======== RECORDS TO PROCESS ========
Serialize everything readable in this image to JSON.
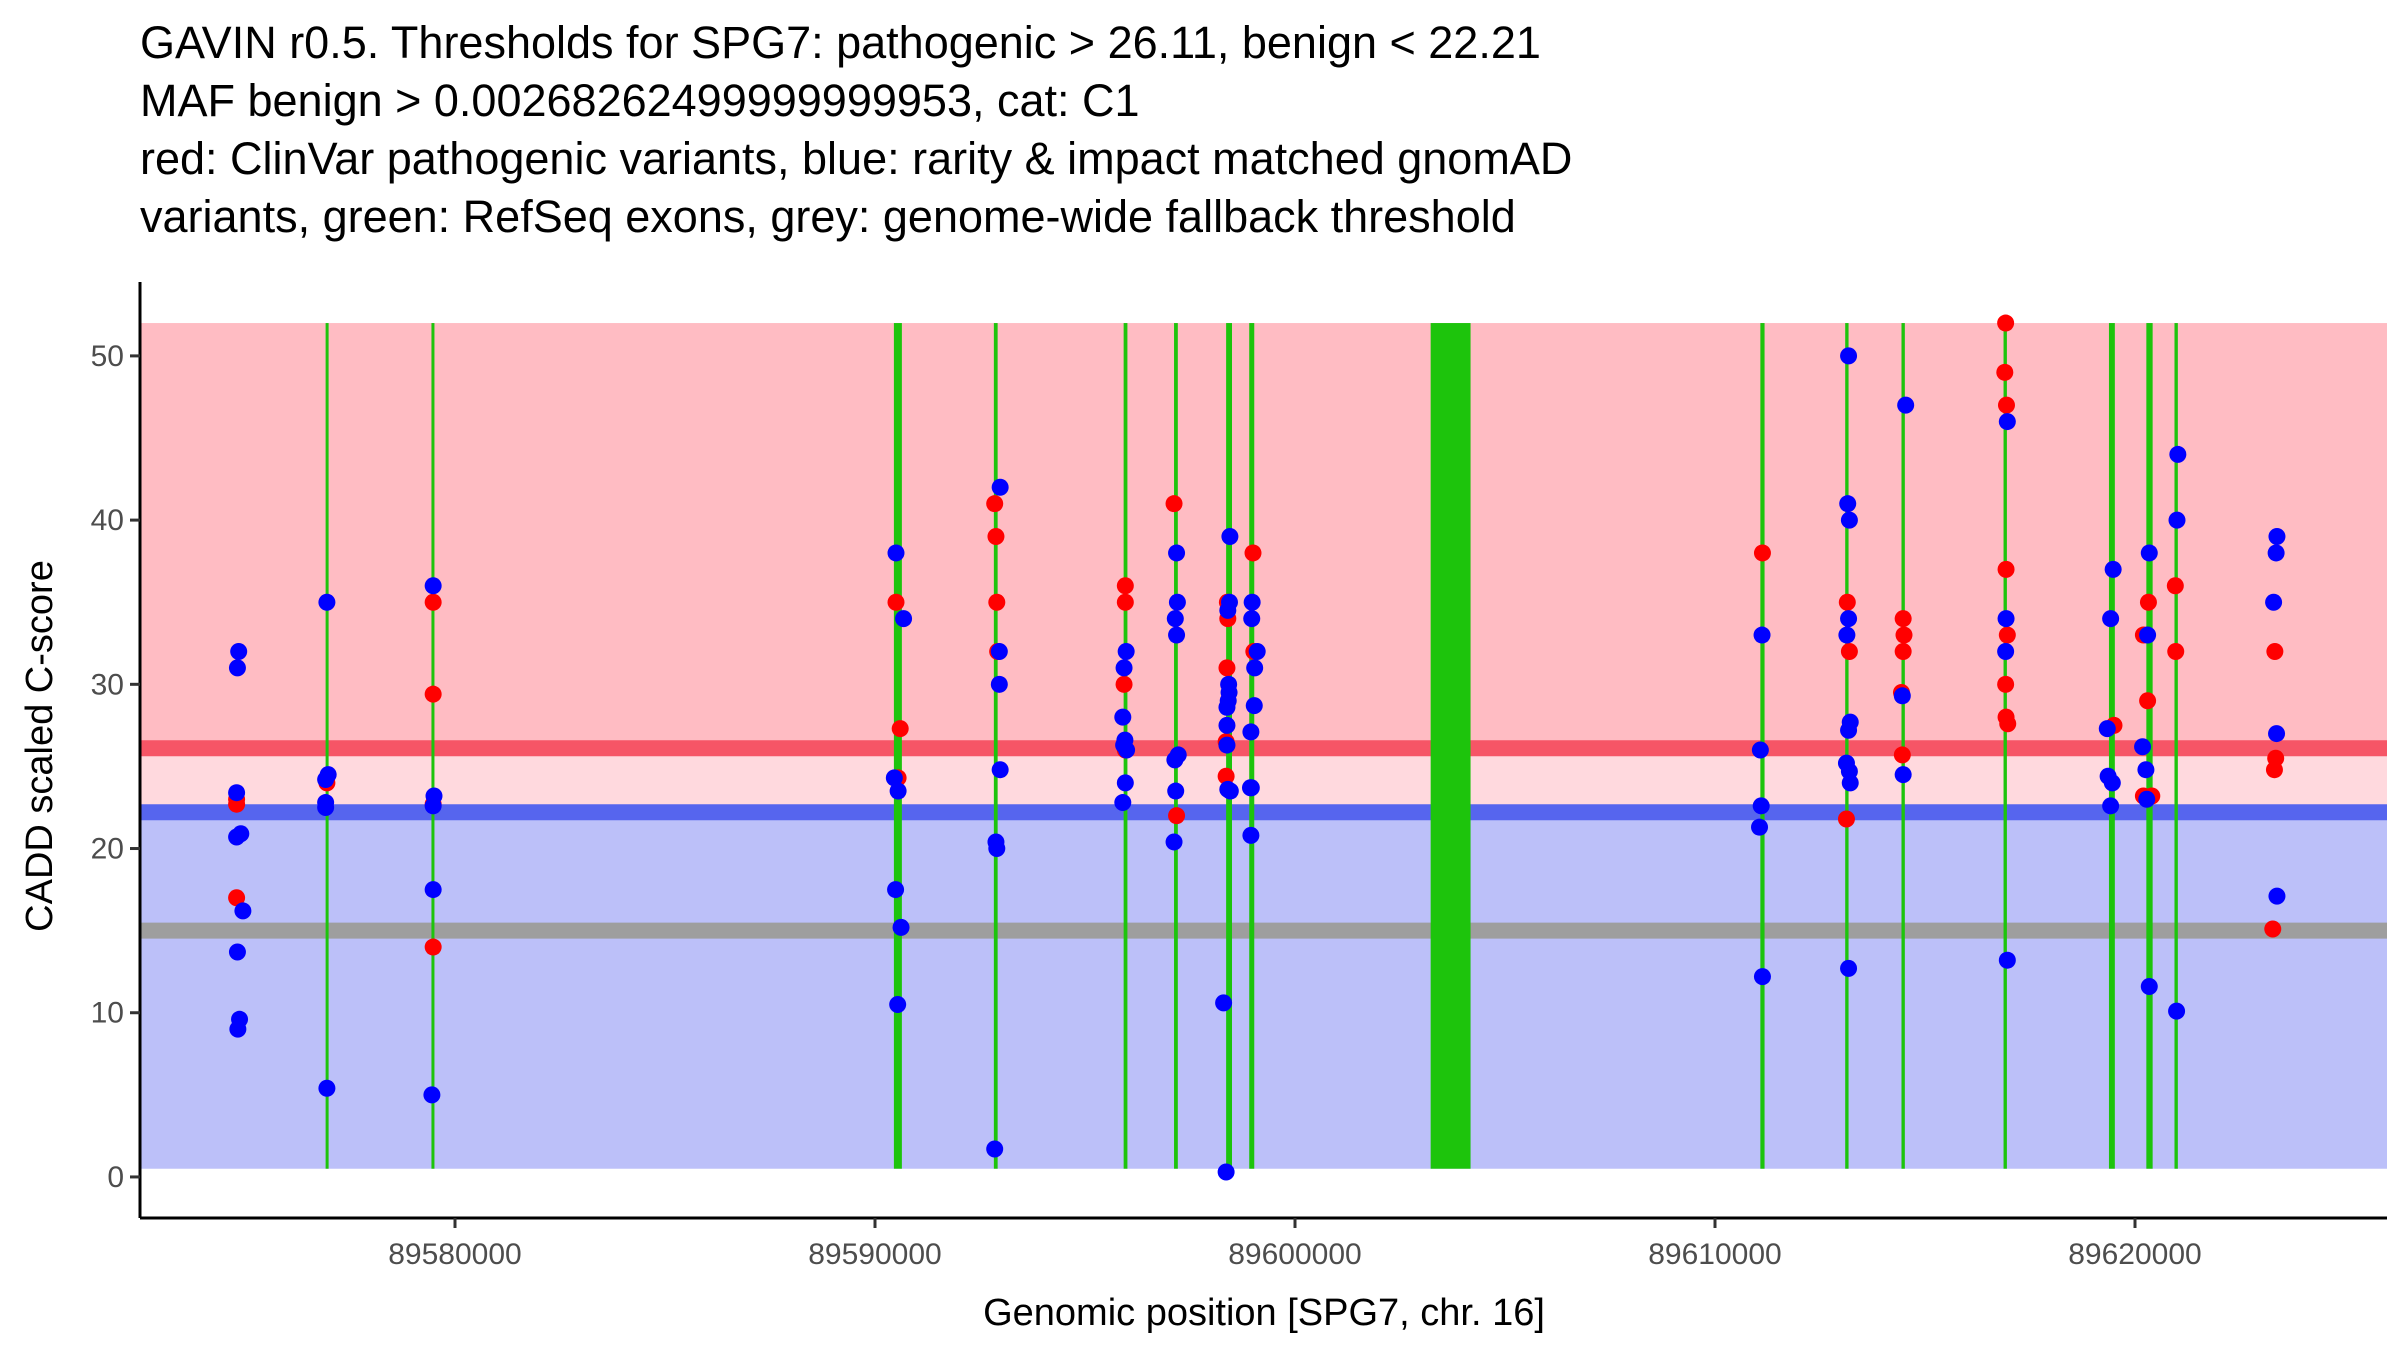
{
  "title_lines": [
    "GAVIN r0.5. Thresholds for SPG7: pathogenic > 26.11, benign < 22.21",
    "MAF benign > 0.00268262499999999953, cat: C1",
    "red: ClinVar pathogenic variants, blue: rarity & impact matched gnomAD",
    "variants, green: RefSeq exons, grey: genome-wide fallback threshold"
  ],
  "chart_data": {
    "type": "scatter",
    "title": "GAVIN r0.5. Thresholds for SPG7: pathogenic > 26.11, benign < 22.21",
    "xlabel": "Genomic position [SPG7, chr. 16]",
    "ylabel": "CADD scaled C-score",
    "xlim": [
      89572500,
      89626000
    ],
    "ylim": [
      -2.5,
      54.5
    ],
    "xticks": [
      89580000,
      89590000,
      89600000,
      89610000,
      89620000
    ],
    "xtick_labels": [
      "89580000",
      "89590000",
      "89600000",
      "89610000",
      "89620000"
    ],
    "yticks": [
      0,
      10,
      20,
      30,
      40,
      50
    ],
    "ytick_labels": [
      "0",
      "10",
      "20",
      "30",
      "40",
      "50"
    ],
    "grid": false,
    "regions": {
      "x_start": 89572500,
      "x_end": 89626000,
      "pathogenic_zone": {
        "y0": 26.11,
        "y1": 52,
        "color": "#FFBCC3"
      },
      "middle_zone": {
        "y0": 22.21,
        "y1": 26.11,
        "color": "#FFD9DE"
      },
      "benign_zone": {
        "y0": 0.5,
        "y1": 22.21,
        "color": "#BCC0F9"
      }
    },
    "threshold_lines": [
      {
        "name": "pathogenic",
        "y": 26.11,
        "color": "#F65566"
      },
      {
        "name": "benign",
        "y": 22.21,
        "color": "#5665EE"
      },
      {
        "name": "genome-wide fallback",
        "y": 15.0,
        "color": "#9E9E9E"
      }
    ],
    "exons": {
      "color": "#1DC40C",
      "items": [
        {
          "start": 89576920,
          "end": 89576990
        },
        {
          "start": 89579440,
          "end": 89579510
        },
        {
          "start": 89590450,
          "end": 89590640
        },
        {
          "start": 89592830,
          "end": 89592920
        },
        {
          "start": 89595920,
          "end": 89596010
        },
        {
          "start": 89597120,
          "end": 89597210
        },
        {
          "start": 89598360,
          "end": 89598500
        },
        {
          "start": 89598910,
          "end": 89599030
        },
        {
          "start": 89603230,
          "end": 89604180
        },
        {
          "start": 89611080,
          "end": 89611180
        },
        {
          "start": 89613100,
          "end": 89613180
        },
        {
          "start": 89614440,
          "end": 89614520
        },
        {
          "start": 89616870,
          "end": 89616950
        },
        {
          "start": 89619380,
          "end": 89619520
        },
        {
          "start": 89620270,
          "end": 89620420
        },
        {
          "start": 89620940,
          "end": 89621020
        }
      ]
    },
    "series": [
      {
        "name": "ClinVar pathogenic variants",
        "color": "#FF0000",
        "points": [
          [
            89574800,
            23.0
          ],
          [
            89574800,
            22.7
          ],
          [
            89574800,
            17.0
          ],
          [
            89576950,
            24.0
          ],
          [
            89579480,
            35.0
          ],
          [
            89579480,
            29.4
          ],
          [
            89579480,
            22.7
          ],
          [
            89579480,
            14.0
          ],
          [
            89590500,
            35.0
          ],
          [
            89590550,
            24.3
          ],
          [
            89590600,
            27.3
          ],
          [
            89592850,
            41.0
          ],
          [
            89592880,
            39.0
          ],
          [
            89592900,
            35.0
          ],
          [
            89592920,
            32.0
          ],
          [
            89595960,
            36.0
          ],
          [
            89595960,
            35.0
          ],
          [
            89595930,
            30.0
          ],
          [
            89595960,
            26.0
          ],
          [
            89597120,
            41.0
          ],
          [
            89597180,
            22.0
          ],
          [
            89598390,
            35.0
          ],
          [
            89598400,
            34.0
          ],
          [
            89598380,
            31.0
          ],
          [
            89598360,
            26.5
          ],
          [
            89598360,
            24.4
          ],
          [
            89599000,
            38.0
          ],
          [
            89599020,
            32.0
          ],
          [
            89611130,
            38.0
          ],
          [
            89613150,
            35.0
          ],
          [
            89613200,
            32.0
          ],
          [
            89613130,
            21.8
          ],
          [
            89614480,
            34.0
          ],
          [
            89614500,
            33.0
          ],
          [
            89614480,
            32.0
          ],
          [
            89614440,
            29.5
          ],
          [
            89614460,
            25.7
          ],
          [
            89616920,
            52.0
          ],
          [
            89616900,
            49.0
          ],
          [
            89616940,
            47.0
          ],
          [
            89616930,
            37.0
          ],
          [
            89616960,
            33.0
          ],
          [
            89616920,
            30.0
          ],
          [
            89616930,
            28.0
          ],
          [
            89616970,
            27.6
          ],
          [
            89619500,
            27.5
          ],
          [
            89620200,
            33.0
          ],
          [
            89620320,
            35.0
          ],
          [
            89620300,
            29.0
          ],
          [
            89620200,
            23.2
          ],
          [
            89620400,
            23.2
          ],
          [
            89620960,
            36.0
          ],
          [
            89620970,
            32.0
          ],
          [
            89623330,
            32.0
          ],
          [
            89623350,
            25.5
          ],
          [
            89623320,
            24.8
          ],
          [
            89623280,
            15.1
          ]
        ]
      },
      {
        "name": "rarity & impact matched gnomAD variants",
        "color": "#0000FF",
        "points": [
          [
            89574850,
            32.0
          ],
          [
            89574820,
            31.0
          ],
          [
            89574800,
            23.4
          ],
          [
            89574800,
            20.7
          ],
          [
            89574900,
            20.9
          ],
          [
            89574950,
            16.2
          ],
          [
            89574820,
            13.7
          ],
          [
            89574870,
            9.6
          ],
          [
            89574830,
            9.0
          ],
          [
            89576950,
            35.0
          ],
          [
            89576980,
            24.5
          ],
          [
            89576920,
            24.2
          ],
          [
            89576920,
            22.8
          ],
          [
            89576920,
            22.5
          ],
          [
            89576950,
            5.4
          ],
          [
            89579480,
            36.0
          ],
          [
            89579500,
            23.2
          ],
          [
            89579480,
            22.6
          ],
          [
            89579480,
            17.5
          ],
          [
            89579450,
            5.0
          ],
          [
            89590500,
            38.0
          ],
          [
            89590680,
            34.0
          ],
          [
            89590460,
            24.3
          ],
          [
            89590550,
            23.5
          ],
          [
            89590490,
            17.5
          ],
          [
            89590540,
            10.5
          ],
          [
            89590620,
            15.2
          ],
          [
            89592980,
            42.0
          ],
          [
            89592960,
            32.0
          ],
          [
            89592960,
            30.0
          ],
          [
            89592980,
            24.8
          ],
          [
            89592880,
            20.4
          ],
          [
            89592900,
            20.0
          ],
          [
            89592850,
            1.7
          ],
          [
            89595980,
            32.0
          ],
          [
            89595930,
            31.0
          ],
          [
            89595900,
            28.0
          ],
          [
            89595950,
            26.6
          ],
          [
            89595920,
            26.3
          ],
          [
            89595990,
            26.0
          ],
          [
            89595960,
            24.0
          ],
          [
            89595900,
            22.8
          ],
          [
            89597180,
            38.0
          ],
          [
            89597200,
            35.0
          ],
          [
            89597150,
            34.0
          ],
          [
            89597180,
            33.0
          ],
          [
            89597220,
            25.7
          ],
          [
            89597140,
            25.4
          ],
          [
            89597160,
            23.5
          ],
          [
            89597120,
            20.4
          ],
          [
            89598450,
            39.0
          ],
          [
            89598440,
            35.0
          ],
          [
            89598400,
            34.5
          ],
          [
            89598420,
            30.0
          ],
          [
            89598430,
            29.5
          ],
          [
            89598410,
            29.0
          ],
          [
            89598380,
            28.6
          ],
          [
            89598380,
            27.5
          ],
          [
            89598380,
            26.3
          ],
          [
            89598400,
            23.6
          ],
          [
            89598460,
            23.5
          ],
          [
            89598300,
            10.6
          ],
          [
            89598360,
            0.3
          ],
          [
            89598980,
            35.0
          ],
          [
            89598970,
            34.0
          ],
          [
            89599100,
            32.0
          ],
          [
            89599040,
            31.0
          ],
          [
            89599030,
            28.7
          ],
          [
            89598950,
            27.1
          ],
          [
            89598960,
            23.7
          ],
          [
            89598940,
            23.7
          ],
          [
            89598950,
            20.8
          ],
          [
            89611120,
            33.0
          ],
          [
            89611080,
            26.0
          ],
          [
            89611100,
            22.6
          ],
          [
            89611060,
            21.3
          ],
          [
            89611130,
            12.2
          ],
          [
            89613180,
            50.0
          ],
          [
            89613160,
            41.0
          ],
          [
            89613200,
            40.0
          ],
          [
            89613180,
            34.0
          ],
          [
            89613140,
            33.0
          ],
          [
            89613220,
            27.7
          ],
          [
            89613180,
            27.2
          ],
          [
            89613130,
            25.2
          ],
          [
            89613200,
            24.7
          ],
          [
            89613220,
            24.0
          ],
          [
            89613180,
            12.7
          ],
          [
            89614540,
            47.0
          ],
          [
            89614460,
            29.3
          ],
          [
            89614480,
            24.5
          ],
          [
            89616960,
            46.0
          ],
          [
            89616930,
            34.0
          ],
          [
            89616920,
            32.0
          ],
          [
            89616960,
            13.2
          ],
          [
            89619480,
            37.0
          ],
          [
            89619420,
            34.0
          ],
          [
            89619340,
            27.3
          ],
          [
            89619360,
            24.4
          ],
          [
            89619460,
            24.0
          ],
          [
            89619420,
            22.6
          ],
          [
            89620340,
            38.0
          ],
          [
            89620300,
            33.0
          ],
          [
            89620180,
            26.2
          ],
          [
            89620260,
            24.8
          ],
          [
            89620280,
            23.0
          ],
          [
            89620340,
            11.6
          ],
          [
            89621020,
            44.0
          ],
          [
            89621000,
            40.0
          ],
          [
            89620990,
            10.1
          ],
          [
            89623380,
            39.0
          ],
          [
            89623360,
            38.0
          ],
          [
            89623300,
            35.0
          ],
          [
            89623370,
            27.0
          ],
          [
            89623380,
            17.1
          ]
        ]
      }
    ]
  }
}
========
Count the lines of the records that include the word "fallback", please, and report the number alone.

2